Tally the lines holding the string "třetí" and reply with that number alone.

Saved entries
┌────────

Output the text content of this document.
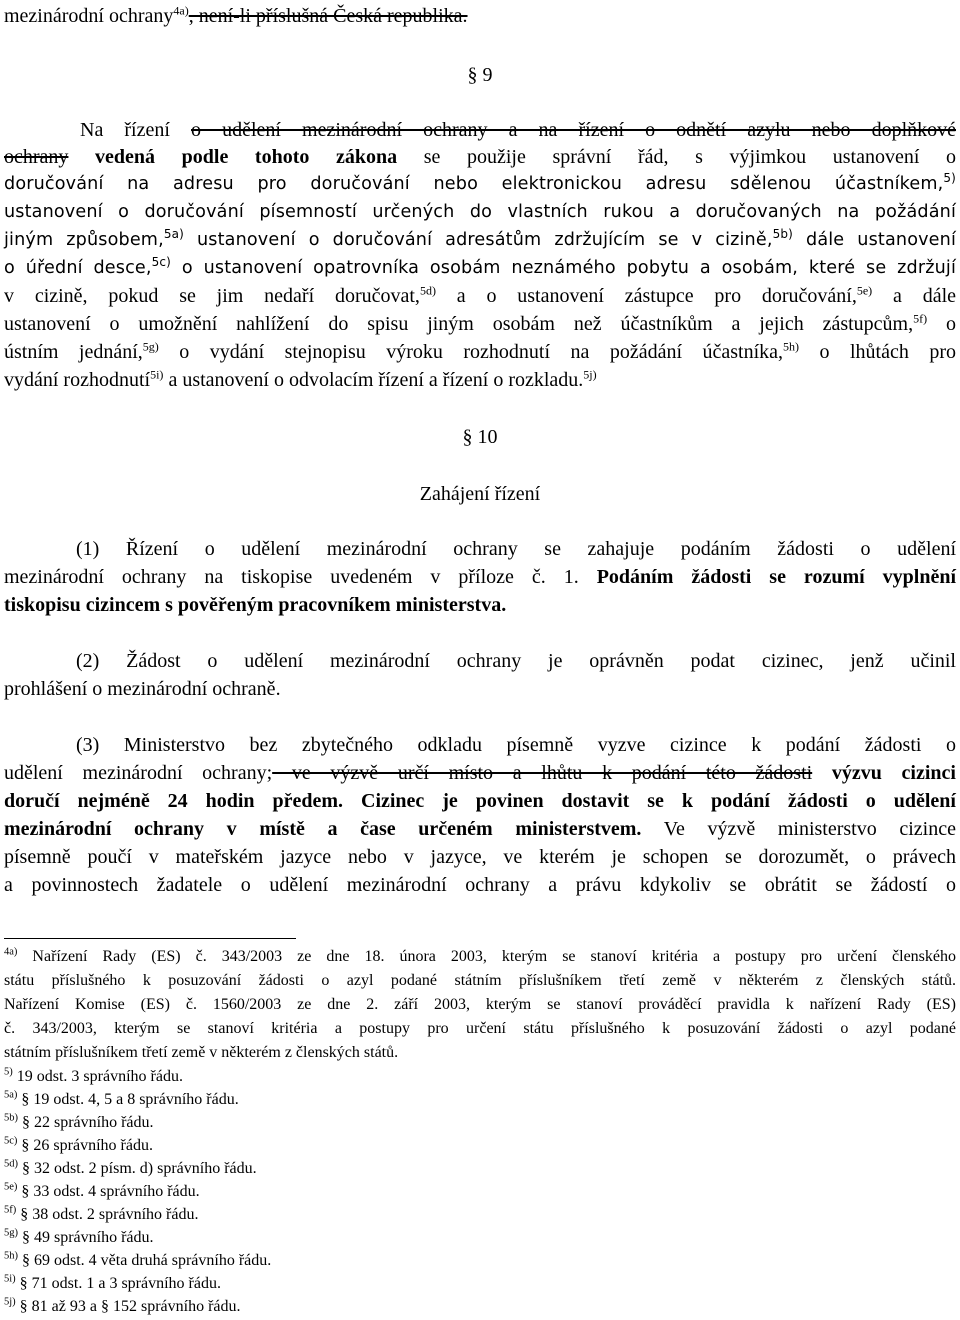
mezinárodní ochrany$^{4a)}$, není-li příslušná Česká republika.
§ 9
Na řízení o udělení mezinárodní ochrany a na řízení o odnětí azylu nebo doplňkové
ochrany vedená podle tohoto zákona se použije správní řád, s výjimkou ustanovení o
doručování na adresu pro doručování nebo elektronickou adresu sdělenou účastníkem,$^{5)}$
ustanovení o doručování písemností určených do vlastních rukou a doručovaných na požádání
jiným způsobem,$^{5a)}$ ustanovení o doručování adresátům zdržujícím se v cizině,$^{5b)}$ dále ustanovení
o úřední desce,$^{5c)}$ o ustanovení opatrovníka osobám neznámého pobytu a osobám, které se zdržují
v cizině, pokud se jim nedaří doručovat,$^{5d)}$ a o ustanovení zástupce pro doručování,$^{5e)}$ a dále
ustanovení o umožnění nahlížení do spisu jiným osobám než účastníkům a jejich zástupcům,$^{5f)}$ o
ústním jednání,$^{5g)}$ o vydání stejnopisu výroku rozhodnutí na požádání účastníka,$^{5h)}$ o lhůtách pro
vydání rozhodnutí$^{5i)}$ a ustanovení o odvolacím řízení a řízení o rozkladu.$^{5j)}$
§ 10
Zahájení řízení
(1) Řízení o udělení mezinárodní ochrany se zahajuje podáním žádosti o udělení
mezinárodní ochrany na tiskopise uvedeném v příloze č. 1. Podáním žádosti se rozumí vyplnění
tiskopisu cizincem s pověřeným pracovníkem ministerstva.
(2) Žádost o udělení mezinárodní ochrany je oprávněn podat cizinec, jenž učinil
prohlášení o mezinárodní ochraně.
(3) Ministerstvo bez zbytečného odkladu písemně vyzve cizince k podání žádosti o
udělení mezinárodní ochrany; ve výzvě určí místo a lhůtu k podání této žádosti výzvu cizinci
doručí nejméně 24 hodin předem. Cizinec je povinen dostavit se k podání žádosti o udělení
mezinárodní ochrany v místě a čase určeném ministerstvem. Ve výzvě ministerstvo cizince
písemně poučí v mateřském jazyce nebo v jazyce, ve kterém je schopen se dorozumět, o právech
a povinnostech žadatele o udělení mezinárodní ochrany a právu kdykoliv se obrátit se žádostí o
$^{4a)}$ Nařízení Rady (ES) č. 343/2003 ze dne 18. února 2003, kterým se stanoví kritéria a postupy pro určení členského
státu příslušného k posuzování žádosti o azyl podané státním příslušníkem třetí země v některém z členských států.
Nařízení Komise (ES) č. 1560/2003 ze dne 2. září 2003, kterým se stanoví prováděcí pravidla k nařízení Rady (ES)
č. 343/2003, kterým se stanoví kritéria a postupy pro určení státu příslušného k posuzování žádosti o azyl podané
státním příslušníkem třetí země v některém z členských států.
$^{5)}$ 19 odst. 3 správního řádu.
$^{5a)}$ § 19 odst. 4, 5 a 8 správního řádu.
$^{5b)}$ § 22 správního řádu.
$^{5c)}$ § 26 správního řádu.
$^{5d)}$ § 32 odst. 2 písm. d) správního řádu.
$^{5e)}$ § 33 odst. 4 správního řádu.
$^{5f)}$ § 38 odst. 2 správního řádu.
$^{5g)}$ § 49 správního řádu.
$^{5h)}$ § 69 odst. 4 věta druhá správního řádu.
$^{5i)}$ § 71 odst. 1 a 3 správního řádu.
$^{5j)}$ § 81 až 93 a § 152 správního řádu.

└────────
┌────────

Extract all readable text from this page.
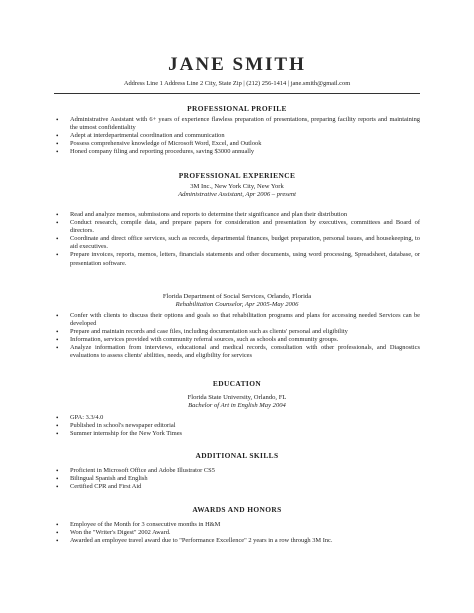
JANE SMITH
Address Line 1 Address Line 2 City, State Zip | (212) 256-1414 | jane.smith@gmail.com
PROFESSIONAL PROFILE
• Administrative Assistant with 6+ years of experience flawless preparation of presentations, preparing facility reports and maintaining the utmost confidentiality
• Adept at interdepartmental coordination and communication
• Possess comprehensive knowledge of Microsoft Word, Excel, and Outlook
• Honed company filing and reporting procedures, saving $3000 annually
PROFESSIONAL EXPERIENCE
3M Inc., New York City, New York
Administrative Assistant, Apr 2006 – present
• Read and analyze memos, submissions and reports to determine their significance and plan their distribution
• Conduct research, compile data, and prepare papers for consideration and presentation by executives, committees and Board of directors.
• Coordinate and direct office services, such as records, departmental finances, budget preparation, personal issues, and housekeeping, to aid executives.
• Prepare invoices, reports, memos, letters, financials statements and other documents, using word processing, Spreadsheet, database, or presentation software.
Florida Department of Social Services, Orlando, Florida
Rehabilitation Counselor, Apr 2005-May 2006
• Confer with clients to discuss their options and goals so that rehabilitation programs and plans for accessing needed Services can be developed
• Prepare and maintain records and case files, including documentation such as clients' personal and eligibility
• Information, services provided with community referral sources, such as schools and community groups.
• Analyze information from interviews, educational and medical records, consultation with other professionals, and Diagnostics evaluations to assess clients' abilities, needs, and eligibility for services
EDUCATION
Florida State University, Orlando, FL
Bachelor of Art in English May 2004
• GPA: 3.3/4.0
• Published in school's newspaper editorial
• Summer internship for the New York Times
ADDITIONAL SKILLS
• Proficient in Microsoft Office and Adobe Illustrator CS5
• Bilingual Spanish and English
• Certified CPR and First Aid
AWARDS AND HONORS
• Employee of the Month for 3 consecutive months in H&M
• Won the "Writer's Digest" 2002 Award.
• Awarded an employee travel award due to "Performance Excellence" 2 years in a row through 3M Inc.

└────────

FINISHED ANSWER
2